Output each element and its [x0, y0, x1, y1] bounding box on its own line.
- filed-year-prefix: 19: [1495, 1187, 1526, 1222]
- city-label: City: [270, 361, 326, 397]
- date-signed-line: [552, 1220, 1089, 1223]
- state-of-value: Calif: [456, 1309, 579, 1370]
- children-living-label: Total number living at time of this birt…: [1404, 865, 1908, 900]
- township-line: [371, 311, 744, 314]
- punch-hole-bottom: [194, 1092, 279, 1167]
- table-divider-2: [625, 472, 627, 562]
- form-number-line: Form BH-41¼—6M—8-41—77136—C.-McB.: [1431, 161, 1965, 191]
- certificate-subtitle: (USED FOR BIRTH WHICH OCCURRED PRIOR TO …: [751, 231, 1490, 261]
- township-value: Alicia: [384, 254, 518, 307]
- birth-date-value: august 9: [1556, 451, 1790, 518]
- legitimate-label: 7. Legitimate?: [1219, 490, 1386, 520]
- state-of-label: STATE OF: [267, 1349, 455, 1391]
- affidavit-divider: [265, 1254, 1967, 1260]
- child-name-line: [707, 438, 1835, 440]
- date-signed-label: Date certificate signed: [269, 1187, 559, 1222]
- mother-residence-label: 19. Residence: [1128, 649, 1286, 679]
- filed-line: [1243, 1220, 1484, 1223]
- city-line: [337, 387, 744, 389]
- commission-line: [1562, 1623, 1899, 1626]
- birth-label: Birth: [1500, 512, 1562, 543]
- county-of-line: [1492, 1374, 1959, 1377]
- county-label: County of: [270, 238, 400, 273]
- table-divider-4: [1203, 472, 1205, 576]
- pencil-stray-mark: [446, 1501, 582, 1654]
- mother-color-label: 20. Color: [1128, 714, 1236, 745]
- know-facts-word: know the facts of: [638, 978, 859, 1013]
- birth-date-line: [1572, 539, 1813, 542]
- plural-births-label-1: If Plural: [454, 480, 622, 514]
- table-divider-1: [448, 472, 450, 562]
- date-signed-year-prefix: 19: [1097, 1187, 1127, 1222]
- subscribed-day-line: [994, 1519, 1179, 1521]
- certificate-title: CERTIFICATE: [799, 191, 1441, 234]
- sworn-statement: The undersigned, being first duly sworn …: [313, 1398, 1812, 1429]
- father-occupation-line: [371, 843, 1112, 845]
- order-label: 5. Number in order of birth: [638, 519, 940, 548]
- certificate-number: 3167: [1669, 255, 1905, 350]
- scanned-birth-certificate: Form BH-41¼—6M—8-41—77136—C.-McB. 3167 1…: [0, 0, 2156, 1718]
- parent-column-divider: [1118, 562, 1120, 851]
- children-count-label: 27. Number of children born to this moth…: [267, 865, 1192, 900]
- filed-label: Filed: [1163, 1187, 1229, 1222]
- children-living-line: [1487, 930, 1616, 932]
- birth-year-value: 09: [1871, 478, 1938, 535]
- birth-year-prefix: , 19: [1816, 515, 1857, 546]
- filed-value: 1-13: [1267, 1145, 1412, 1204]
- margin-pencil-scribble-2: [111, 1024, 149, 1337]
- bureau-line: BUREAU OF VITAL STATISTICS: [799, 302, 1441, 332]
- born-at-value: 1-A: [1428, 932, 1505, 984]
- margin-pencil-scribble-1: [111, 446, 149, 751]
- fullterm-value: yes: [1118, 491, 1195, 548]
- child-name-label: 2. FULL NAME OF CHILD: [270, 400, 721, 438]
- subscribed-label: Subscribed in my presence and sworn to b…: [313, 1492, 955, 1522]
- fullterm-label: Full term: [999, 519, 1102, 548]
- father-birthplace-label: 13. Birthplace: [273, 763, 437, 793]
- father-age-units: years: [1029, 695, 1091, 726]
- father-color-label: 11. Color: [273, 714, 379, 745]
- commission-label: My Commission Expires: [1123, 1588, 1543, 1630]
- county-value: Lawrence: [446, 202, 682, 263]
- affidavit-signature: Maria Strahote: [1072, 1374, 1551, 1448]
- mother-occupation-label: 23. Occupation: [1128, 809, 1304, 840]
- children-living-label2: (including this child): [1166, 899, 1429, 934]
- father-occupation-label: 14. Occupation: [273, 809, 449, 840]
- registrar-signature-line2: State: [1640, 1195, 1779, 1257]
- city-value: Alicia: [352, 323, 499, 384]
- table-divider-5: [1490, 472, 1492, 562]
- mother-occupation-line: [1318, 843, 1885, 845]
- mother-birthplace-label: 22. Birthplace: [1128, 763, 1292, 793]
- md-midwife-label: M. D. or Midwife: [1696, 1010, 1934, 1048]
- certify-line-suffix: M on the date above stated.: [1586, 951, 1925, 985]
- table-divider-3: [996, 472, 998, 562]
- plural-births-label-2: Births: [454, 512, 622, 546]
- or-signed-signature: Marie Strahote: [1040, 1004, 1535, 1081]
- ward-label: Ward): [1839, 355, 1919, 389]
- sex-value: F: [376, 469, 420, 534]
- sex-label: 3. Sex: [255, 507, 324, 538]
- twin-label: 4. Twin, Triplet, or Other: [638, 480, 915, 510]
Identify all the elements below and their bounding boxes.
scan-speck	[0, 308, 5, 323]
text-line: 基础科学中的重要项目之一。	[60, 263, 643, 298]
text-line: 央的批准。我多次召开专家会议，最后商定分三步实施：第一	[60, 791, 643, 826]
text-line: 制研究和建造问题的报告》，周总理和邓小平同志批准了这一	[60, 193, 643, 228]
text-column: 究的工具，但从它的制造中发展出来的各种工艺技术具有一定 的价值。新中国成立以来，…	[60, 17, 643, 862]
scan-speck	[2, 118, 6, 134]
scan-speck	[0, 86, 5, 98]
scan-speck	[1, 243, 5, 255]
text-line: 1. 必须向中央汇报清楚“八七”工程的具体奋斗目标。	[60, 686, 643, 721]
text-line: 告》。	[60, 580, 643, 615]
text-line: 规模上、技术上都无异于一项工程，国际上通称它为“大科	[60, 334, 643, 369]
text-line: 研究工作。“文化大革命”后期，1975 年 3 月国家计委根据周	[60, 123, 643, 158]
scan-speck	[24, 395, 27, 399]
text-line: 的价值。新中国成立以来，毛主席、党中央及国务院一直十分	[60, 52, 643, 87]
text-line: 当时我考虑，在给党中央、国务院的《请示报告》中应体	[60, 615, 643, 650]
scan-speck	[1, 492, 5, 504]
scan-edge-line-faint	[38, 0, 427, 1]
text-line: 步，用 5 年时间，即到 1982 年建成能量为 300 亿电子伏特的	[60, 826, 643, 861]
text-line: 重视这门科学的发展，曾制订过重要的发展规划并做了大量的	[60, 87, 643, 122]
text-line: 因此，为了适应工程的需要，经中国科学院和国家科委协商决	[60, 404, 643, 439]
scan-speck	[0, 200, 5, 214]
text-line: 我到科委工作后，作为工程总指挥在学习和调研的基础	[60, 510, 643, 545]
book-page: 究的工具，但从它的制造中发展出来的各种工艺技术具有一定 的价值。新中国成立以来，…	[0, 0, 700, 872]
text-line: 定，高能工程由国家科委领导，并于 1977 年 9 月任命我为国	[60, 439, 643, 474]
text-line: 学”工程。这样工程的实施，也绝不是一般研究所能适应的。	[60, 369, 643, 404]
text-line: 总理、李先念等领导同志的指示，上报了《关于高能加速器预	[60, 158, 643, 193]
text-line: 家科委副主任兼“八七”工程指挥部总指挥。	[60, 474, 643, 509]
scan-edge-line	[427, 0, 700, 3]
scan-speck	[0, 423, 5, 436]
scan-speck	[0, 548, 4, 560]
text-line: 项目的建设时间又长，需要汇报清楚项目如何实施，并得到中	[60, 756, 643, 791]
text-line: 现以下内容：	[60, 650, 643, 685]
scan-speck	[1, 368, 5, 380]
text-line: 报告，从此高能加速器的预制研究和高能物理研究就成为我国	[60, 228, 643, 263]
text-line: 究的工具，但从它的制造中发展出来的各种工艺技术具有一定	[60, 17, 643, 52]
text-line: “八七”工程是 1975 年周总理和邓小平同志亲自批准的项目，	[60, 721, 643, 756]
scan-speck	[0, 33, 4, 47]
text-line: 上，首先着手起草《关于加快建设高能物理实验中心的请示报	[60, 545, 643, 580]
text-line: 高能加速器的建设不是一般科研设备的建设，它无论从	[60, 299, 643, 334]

**WRITTEN EXERCISE:** Rewrite the rows from the first one through the line that contains "- township-line: [371, 311, 744, 314]", changing "Calif" to "California" and leaving every other part of those lines unchanged.

**EXERCISE ANSWER:**
Output each element and its [x0, y0, x1, y1] bounding box on its own line.
- filed-year-prefix: 19: [1495, 1187, 1526, 1222]
- city-label: City: [270, 361, 326, 397]
- date-signed-line: [552, 1220, 1089, 1223]
- state-of-value: California: [456, 1309, 579, 1370]
- children-living-label: Total number living at time of this birt…: [1404, 865, 1908, 900]
- township-line: [371, 311, 744, 314]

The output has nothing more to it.